◆ Instructions to follow
Find the word "values" in the listing; pull out each line holding it.

◆ Extracted entries
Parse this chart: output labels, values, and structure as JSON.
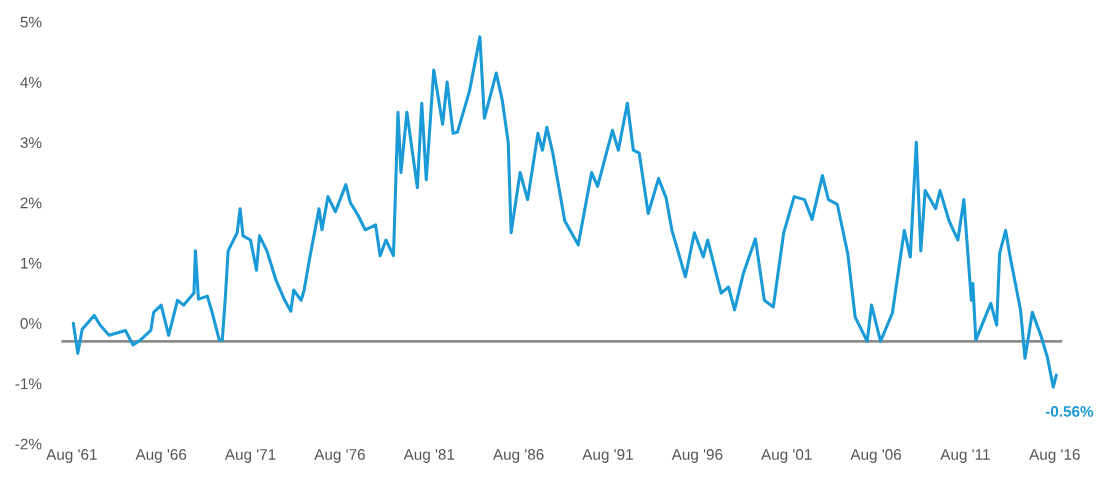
{
  "chart_data": {
    "type": "line",
    "x": [
      "1961-09",
      "1961-12",
      "1962-03",
      "1962-11",
      "1963-03",
      "1963-09",
      "1964-08",
      "1965-01",
      "1965-06",
      "1966-01",
      "1966-03",
      "1966-08",
      "1967-01",
      "1967-07",
      "1967-11",
      "1968-06",
      "1968-07",
      "1968-09",
      "1969-03",
      "1969-06",
      "1969-11",
      "1970-01",
      "1970-03",
      "1970-05",
      "1970-11",
      "1971-01",
      "1971-03",
      "1971-08",
      "1971-12",
      "1972-02",
      "1972-07",
      "1973-01",
      "1973-07",
      "1973-11",
      "1974-01",
      "1974-06",
      "1974-08",
      "1974-12",
      "1975-03",
      "1975-06",
      "1975-08",
      "1975-12",
      "1976-05",
      "1976-12",
      "1977-03",
      "1977-08",
      "1978-01",
      "1978-08",
      "1978-11",
      "1979-03",
      "1979-08",
      "1979-11",
      "1980-01",
      "1980-05",
      "1980-12",
      "1981-03",
      "1981-06",
      "1981-11",
      "1982-05",
      "1982-08",
      "1982-12",
      "1983-03",
      "1983-11",
      "1984-06",
      "1984-09",
      "1985-05",
      "1985-09",
      "1986-01",
      "1986-03",
      "1986-09",
      "1987-02",
      "1987-09",
      "1987-12",
      "1988-03",
      "1988-07",
      "1989-03",
      "1989-12",
      "1990-09",
      "1991-01",
      "1991-11",
      "1992-03",
      "1992-09",
      "1993-01",
      "1993-05",
      "1993-11",
      "1994-06",
      "1994-11",
      "1995-03",
      "1995-12",
      "1996-06",
      "1996-12",
      "1997-03",
      "1997-12",
      "1998-05",
      "1998-09",
      "1999-03",
      "1999-11",
      "2000-05",
      "2000-11",
      "2001-06",
      "2002-01",
      "2002-08",
      "2003-01",
      "2003-08",
      "2003-12",
      "2004-06",
      "2005-01",
      "2005-06",
      "2006-02",
      "2006-05",
      "2006-11",
      "2007-07",
      "2008-03",
      "2008-07",
      "2008-11",
      "2009-02",
      "2009-05",
      "2009-12",
      "2010-03",
      "2010-09",
      "2011-03",
      "2011-07",
      "2011-12",
      "2012-01",
      "2012-03",
      "2013-01",
      "2013-05",
      "2013-07",
      "2013-11",
      "2014-02",
      "2014-09",
      "2014-12",
      "2015-05",
      "2015-11",
      "2016-03",
      "2016-07",
      "2016-09"
    ],
    "series": [
      {
        "color": "#1a9ad6",
        "values": [
          0.0,
          -0.5,
          -0.1,
          0.13,
          -0.03,
          -0.2,
          -0.12,
          -0.36,
          -0.28,
          -0.12,
          0.18,
          0.3,
          -0.2,
          0.38,
          0.3,
          0.5,
          1.2,
          0.4,
          0.45,
          0.2,
          -0.28,
          -0.28,
          0.38,
          1.2,
          1.5,
          1.9,
          1.45,
          1.38,
          0.88,
          1.45,
          1.2,
          0.72,
          0.38,
          0.2,
          0.55,
          0.38,
          0.55,
          1.12,
          1.5,
          1.9,
          1.55,
          2.1,
          1.85,
          2.3,
          2.0,
          1.8,
          1.55,
          1.63,
          1.12,
          1.38,
          1.12,
          3.5,
          2.5,
          3.5,
          2.25,
          3.65,
          2.38,
          4.2,
          3.3,
          4.0,
          3.15,
          3.17,
          3.85,
          4.75,
          3.4,
          4.15,
          3.7,
          3.0,
          1.5,
          2.5,
          2.05,
          3.15,
          2.87,
          3.25,
          2.82,
          1.7,
          1.3,
          2.5,
          2.27,
          3.2,
          2.87,
          3.65,
          2.87,
          2.82,
          1.82,
          2.4,
          2.08,
          1.54,
          0.77,
          1.5,
          1.1,
          1.38,
          0.5,
          0.6,
          0.22,
          0.83,
          1.4,
          0.38,
          0.27,
          1.5,
          2.1,
          2.05,
          1.72,
          2.45,
          2.05,
          1.97,
          1.15,
          0.1,
          -0.3,
          0.3,
          -0.3,
          0.17,
          1.54,
          1.1,
          3.0,
          1.2,
          2.2,
          1.9,
          2.2,
          1.7,
          1.38,
          2.05,
          0.38,
          0.66,
          -0.28,
          0.33,
          -0.03,
          1.16,
          1.54,
          1.1,
          0.22,
          -0.58,
          0.18,
          -0.23,
          -0.56,
          -1.06,
          -0.86
        ]
      }
    ],
    "xlim": [
      "1961-01",
      "2017-01"
    ],
    "xticks": [
      {
        "value": "1961-08",
        "label": "Aug '61"
      },
      {
        "value": "1966-08",
        "label": "Aug '66"
      },
      {
        "value": "1971-08",
        "label": "Aug '71"
      },
      {
        "value": "1976-08",
        "label": "Aug '76"
      },
      {
        "value": "1981-08",
        "label": "Aug '81"
      },
      {
        "value": "1986-08",
        "label": "Aug '86"
      },
      {
        "value": "1991-08",
        "label": "Aug '91"
      },
      {
        "value": "1996-08",
        "label": "Aug '96"
      },
      {
        "value": "2001-08",
        "label": "Aug '01"
      },
      {
        "value": "2006-08",
        "label": "Aug '06"
      },
      {
        "value": "2011-08",
        "label": "Aug '11"
      },
      {
        "value": "2016-08",
        "label": "Aug '16"
      }
    ],
    "ylim": [
      -2,
      5
    ],
    "yticks": [
      {
        "value": -2,
        "label": "-2%"
      },
      {
        "value": -1,
        "label": "-1%"
      },
      {
        "value": 0,
        "label": "0%"
      },
      {
        "value": 1,
        "label": "1%"
      },
      {
        "value": 2,
        "label": "2%"
      },
      {
        "value": 3,
        "label": "3%"
      },
      {
        "value": 4,
        "label": "4%"
      },
      {
        "value": 5,
        "label": "5%"
      }
    ],
    "ref_lines": [
      {
        "axis": "y",
        "value": -0.3,
        "color": "#8c8c8c"
      }
    ],
    "annotations": [
      "-0.56%"
    ],
    "grid": false,
    "legend": false,
    "marker": "none",
    "line_style": "solid"
  }
}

◆ Correct output
Parse this chart: output labels, values, and structure as JSON.
        "values": [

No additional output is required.